■ EXERCISE BRIEF ■
In full and without alteration, write out the lines below.

(Records from a collection)

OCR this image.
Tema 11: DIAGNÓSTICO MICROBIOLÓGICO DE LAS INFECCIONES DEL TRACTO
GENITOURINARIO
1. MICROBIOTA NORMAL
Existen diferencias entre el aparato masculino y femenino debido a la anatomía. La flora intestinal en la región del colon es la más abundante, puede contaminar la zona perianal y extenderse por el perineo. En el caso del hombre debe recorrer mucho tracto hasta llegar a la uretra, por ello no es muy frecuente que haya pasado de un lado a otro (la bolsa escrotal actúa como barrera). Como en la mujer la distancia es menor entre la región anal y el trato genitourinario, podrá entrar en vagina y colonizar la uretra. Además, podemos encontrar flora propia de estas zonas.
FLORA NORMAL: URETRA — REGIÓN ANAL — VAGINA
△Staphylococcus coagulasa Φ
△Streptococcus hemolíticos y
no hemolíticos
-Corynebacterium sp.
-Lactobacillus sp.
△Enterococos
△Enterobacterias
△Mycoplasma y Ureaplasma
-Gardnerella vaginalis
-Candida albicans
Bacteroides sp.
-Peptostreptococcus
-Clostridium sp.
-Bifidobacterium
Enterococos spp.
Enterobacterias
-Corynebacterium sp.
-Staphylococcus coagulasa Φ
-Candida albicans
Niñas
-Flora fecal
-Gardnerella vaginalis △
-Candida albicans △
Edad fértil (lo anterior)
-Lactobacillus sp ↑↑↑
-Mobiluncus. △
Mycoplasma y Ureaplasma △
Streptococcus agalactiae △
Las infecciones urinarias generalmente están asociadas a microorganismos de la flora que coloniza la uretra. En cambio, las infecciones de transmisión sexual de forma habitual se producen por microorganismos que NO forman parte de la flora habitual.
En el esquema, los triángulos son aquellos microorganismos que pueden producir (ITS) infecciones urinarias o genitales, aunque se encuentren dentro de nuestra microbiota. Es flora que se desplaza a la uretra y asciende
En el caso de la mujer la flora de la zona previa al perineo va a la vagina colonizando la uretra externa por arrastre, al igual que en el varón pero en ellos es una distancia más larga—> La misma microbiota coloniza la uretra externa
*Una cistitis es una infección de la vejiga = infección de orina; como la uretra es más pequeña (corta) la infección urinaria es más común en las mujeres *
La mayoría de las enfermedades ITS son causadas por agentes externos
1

■ SOLUTION TO THE PROBLEM ■
OCR this image.
Tema 11: DIAGNÓSTICO MICROBIOLÓGICO DE LAS INFECCIONES DEL TRACTO
GENITOURINARIO
1. MICROBIOTA NORMAL
Existen diferencias entre el aparato masculino y femenino debido a la anatomía. La flora intestinal en la región del colon es la más abundante, puede contaminar la zona perianal y extenderse por el perineo. En el caso del hombre debe recorrer mucho tracto hasta llegar a la uretra, por ello no es muy frecuente que haya pasado de un lado a otro (la bolsa escrotal actúa como barrera). Como en la mujer la distancia es menor entre la región anal y el trato genitourinario, podrá entrar en vagina y colonizar la uretra. Además, podemos encontrar flora propia de estas zonas.
FLORA NORMAL: URETRA — REGIÓN ANAL — VAGINA
△Staphylococcus coagulasa Φ
△Streptococcus hemolíticos y
no hemolíticos
-Corynebacterium sp.
-Lactobacillus sp.
△Enterococos
△Enterobacterias
△Mycoplasma y Ureaplasma
-Gardnerella vaginalis
-Candida albicans
Bacteroides sp.
-Peptostreptococcus
-Clostridium sp.
-Bifidobacterium
Enterococos spp.
Enterobacterias
-Corynebacterium sp.
-Staphylococcus coagulasa Φ
-Candida albicans
Niñas
-Flora fecal
-Gardnerella vaginalis △
-Candida albicans △
Edad fértil (lo anterior)
-Lactobacillus sp ↑↑↑
-Mobiluncus. △
Mycoplasma y Ureaplasma △
Streptococcus agalactiae △
Las infecciones urinarias generalmente están asociadas a microorganismos de la flora que coloniza la uretra. En cambio, las infecciones de transmisión sexual de forma habitual se producen por microorganismos que NO forman parte de la flora habitual.
En el esquema, los triángulos son aquellos microorganismos que pueden producir (ITS) infecciones urinarias o genitales, aunque se encuentren dentro de nuestra microbiota. Es flora que se desplaza a la uretra y asciende
En el caso de la mujer la flora de la zona previa al perineo va a la vagina colonizando la uretra externa por arrastre, al igual que en el varón pero en ellos es una distancia más larga—> La misma microbiota coloniza la uretra externa
*Una cistitis es una infección de la vejiga = infección de orina; como la uretra es más pequeña (corta) la infección urinaria es más común en las mujeres *
La mayoría de las enfermedades ITS son causadas por agentes externos
1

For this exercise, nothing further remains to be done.